* BEGIN *

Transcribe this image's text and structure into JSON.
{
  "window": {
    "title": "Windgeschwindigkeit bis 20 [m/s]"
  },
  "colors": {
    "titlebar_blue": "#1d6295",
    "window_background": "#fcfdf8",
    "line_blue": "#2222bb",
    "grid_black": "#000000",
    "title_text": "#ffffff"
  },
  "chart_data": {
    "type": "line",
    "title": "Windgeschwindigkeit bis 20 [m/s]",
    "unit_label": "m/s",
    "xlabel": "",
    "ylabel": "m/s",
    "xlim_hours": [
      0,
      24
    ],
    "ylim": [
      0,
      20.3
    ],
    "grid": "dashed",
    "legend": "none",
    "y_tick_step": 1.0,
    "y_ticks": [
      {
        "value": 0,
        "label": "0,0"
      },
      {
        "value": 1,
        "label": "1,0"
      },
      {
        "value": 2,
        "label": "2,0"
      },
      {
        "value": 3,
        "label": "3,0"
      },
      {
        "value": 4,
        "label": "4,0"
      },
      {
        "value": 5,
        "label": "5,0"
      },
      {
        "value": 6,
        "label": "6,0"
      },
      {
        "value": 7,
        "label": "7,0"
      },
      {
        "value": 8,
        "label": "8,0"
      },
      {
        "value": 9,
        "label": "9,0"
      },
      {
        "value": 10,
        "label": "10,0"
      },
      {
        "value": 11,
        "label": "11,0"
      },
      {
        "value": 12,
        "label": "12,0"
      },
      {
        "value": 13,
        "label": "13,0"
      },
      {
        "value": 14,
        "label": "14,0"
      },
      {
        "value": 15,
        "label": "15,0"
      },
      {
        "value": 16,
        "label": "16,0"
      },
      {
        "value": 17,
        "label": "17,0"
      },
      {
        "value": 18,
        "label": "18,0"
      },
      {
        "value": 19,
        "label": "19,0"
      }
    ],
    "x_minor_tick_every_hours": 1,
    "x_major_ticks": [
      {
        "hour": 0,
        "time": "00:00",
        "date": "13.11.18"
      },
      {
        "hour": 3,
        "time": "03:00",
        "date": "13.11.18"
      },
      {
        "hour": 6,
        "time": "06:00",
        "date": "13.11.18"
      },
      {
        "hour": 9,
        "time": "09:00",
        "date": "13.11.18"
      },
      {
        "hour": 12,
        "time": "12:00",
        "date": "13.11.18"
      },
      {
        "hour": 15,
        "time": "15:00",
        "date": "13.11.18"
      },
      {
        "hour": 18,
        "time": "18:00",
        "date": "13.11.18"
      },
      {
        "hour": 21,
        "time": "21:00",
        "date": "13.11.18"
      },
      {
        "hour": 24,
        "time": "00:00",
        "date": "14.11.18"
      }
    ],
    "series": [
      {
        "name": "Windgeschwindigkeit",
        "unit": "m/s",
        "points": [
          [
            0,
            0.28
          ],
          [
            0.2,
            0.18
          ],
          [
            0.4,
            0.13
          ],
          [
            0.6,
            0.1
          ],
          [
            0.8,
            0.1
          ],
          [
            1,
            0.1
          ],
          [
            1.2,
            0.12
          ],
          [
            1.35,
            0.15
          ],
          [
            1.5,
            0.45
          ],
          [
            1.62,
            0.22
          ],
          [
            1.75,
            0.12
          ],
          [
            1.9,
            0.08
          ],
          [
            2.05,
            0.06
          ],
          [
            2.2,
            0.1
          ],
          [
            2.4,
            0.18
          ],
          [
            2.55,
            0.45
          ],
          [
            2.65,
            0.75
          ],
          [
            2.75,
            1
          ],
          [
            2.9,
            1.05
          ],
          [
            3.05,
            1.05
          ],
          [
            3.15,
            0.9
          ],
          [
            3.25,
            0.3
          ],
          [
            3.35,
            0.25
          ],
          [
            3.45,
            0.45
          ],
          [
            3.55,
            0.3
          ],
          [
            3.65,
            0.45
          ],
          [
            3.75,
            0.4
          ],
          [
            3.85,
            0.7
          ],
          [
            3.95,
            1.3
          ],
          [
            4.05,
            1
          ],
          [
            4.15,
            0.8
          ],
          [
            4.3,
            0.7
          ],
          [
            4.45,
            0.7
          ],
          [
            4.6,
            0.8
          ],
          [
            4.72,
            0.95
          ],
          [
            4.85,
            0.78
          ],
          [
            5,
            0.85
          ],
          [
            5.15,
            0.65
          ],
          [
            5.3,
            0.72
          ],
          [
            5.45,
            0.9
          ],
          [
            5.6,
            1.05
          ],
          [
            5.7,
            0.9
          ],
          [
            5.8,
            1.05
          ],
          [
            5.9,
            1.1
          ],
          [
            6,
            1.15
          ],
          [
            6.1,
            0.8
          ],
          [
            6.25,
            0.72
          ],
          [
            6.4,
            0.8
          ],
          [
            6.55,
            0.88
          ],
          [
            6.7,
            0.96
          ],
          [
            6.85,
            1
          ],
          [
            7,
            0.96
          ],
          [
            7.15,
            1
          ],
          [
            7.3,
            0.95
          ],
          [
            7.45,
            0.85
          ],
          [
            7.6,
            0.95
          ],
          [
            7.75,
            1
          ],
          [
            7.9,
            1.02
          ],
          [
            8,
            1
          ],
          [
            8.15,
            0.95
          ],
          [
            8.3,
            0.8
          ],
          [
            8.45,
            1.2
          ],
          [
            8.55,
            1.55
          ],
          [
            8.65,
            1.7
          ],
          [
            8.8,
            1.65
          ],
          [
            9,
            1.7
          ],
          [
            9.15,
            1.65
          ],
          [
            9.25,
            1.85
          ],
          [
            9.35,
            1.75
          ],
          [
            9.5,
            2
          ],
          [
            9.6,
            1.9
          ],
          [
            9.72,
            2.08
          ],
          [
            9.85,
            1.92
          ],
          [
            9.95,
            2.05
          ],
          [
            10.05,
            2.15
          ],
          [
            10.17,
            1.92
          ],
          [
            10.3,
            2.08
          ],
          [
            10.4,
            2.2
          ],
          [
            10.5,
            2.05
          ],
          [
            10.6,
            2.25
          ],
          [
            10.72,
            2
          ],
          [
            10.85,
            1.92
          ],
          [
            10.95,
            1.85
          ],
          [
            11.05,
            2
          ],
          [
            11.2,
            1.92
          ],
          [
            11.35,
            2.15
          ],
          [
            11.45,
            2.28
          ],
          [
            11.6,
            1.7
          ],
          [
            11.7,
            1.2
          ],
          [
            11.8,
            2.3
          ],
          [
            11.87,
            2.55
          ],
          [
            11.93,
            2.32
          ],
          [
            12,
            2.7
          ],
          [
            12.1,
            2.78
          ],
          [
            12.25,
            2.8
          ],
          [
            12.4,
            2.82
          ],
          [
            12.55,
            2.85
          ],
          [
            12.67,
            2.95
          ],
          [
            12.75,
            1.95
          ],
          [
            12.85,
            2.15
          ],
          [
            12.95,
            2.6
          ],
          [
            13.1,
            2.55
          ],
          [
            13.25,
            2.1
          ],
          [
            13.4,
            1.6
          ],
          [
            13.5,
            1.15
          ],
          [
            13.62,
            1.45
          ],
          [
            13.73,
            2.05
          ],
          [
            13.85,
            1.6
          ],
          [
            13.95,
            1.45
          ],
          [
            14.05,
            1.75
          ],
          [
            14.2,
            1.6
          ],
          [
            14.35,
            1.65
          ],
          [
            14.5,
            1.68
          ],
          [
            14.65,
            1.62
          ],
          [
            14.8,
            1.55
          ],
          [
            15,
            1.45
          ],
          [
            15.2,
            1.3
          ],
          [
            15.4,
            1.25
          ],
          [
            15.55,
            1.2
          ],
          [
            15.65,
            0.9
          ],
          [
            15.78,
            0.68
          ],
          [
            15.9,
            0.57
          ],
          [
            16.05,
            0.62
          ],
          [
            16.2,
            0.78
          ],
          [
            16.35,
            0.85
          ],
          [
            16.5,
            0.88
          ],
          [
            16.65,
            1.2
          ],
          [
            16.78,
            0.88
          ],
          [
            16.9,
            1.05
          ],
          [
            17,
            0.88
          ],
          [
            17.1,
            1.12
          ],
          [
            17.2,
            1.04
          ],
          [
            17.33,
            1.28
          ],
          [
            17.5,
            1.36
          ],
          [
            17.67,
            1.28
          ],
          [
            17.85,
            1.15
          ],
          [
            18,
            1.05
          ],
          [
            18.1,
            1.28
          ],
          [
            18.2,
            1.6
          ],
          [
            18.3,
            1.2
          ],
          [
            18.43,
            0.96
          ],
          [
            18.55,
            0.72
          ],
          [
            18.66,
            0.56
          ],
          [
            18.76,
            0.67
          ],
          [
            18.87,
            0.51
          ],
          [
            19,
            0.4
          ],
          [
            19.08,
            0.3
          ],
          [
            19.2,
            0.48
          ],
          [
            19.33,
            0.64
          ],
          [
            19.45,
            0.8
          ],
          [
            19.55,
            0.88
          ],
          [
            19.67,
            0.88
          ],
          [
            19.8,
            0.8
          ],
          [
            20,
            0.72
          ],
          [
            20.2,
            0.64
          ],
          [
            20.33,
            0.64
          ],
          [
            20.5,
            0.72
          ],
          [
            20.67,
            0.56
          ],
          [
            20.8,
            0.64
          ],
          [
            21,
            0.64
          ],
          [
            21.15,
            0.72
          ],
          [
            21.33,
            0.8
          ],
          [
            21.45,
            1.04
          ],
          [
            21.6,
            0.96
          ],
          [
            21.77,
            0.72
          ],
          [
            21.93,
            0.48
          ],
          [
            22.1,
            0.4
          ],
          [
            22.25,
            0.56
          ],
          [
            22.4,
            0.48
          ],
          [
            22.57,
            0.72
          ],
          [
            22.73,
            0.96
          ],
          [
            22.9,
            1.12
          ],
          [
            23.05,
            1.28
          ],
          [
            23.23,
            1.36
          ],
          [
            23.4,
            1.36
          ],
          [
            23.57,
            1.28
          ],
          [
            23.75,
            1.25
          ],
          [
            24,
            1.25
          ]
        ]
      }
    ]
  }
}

* END *

### STATED PROBLEM
Check every line of the data above for the string "time", and copy those that have it.

### THE COMPLETED TASK
        "time": "00:00",
        "time": "03:00",
        "time": "06:00",
        "time": "09:00",
        "time": "12:00",
        "time": "15:00",
        "time": "18:00",
        "time": "21:00",
        "time": "00:00",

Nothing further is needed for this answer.